- STATED GOAL: Return the material word for word. Do not include the pictures.

- DATA PROVIDED:

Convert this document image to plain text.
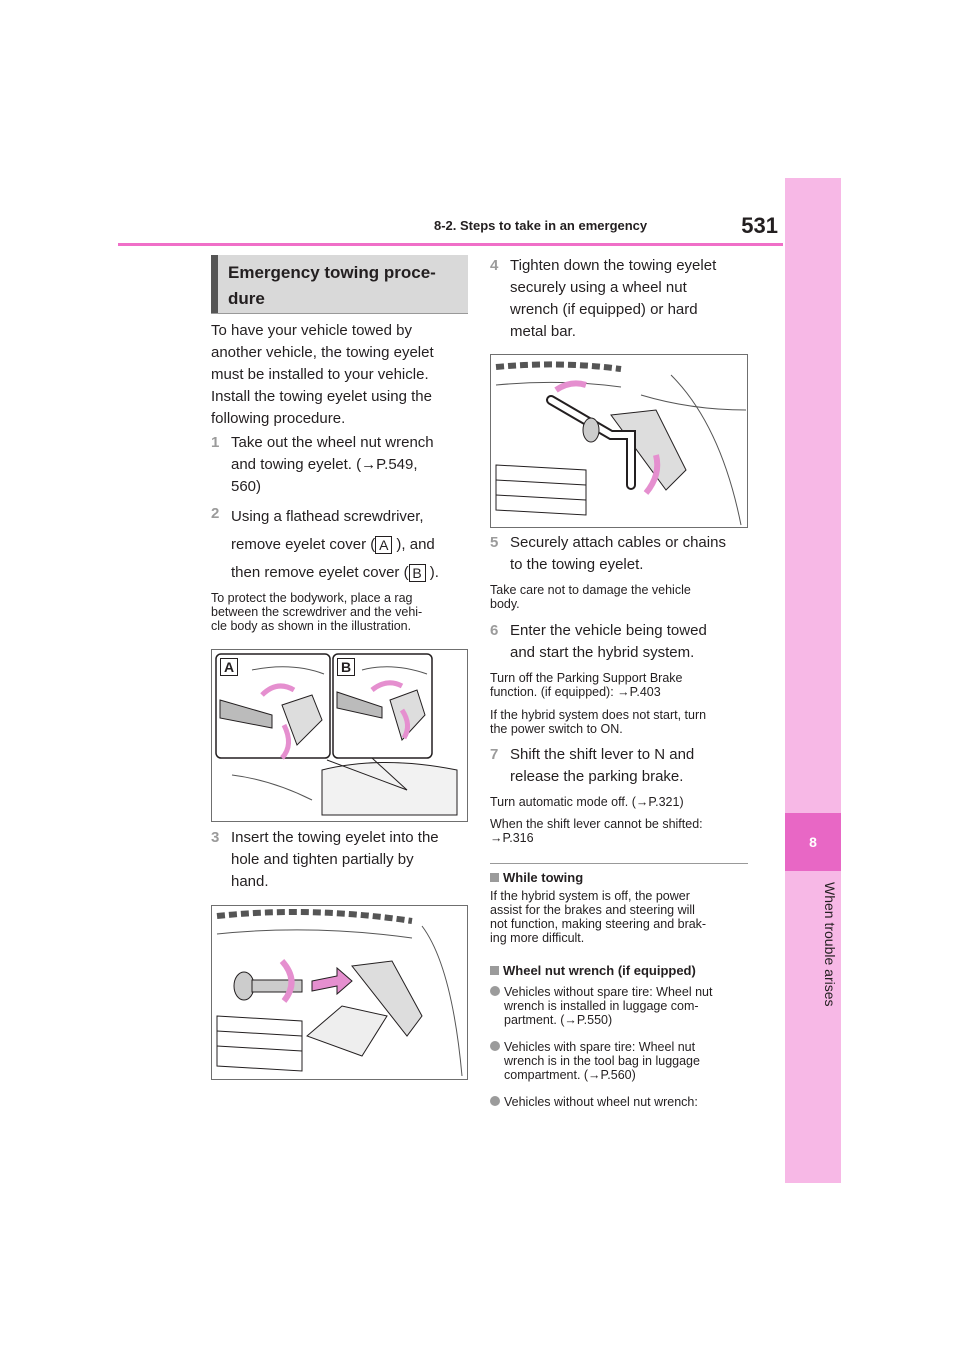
8
When trouble arises
8-2. Steps to take in an emergency	531
Emergency towing proce-
dure
To have your vehicle towed by
another vehicle, the towing eyelet
must be installed to your vehicle.
Install the towing eyelet using the
following procedure.
1 Take out the wheel nut wrench
and towing eyelet. (→P.549,
560)
2 Using a flathead screwdriver,
remove eyelet cover ( A ), and
then remove eyelet cover ( B ).
To protect the bodywork, place a rag
between the screwdriver and the vehi-
cle body as shown in the illustration.
A	B
3 Insert the towing eyelet into the
hole and tighten partially by
hand.
4 Tighten down the towing eyelet
securely using a wheel nut
wrench (if equipped) or hard
metal bar.
5 Securely attach cables or chains
to the towing eyelet.
Take care not to damage the vehicle
body.
6 Enter the vehicle being towed
and start the hybrid system.
Turn off the Parking Support Brake
function. (if equipped): →P.403
If the hybrid system does not start, turn
the power switch to ON.
7 Shift the shift lever to N and
release the parking brake.
Turn automatic mode off. (→P.321)
When the shift lever cannot be shifted:
→P.316
While towing
If the hybrid system is off, the power
assist for the brakes and steering will
not function, making steering and brak-
ing more difficult.
Wheel nut wrench (if equipped)
Vehicles without spare tire: Wheel nut
wrench is installed in luggage com-
partment. (→P.550)
Vehicles with spare tire: Wheel nut
wrench is in the tool bag in luggage
compartment. (→P.560)
Vehicles without wheel nut wrench:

- CORRECT ANSWER:
Convert this document image to plain text.
8
When trouble arises
8-2. Steps to take in an emergency	531
Emergency towing proce-
dure
To have your vehicle towed by
another vehicle, the towing eyelet
must be installed to your vehicle.
Install the towing eyelet using the
following procedure.
1 Take out the wheel nut wrench
and towing eyelet. (→P.549,
560)
2 Using a flathead screwdriver,
remove eyelet cover ( A ), and
then remove eyelet cover ( B ).
To protect the bodywork, place a rag
between the screwdriver and the vehi-
cle body as shown in the illustration.
A	B
3 Insert the towing eyelet into the
hole and tighten partially by
hand.
4 Tighten down the towing eyelet
securely using a wheel nut
wrench (if equipped) or hard
metal bar.
5 Securely attach cables or chains
to the towing eyelet.
Take care not to damage the vehicle
body.
6 Enter the vehicle being towed
and start the hybrid system.
Turn off the Parking Support Brake
function. (if equipped): →P.403
If the hybrid system does not start, turn
the power switch to ON.
7 Shift the shift lever to N and
release the parking brake.
Turn automatic mode off. (→P.321)
When the shift lever cannot be shifted:
→P.316
While towing
If the hybrid system is off, the power
assist for the brakes and steering will
not function, making steering and brak-
ing more difficult.
Wheel nut wrench (if equipped)
Vehicles without spare tire: Wheel nut
wrench is installed in luggage com-
partment. (→P.550)
Vehicles with spare tire: Wheel nut
wrench is in the tool bag in luggage
compartment. (→P.560)
Vehicles without wheel nut wrench:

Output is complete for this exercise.